- Exercise objective
Could you write out every entry exactly as it stands?

(Recorded data)
· · ·
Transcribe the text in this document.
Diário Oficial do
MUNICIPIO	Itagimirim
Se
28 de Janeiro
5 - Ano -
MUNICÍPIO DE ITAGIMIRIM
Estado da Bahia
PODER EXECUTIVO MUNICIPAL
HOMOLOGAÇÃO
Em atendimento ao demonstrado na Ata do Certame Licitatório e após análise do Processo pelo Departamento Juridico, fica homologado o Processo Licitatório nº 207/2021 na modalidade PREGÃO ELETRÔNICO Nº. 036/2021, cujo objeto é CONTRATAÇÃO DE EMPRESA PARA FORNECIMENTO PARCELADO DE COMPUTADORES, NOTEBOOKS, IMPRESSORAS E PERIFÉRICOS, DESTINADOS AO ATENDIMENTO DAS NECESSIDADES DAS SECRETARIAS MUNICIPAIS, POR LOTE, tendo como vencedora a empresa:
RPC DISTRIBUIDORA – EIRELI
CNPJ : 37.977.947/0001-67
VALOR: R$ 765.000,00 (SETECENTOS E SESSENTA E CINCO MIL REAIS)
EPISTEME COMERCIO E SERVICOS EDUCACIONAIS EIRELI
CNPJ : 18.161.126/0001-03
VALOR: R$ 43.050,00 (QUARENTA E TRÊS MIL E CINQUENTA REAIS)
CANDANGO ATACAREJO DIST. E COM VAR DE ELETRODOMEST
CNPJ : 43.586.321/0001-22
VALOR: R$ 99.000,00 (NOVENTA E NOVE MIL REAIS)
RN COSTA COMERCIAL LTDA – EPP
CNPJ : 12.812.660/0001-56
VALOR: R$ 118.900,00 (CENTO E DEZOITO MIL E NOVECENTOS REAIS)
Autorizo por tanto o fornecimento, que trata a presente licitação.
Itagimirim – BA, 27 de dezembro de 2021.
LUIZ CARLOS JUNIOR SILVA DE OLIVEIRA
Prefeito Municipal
· · ·
- In response
Transcribe the text in this document.
Diário Oficial do
MUNICIPIO	Itagimirim
Se
28 de Janeiro
5 - Ano -
MUNICÍPIO DE ITAGIMIRIM
Estado da Bahia
PODER EXECUTIVO MUNICIPAL
HOMOLOGAÇÃO
Em atendimento ao demonstrado na Ata do Certame Licitatório e após análise do Processo pelo Departamento Juridico, fica homologado o Processo Licitatório nº 207/2021 na modalidade PREGÃO ELETRÔNICO Nº. 036/2021, cujo objeto é CONTRATAÇÃO DE EMPRESA PARA FORNECIMENTO PARCELADO DE COMPUTADORES, NOTEBOOKS, IMPRESSORAS E PERIFÉRICOS, DESTINADOS AO ATENDIMENTO DAS NECESSIDADES DAS SECRETARIAS MUNICIPAIS, POR LOTE, tendo como vencedora a empresa:
RPC DISTRIBUIDORA – EIRELI
CNPJ : 37.977.947/0001-67
VALOR: R$ 765.000,00 (SETECENTOS E SESSENTA E CINCO MIL REAIS)
EPISTEME COMERCIO E SERVICOS EDUCACIONAIS EIRELI
CNPJ : 18.161.126/0001-03
VALOR: R$ 43.050,00 (QUARENTA E TRÊS MIL E CINQUENTA REAIS)
CANDANGO ATACAREJO DIST. E COM VAR DE ELETRODOMEST
CNPJ : 43.586.321/0001-22
VALOR: R$ 99.000,00 (NOVENTA E NOVE MIL REAIS)
RN COSTA COMERCIAL LTDA – EPP
CNPJ : 12.812.660/0001-56
VALOR: R$ 118.900,00 (CENTO E DEZOITO MIL E NOVECENTOS REAIS)
Autorizo por tanto o fornecimento, que trata a presente licitação.
Itagimirim – BA, 27 de dezembro de 2021.
LUIZ CARLOS JUNIOR SILVA DE OLIVEIRA
Prefeito Municipal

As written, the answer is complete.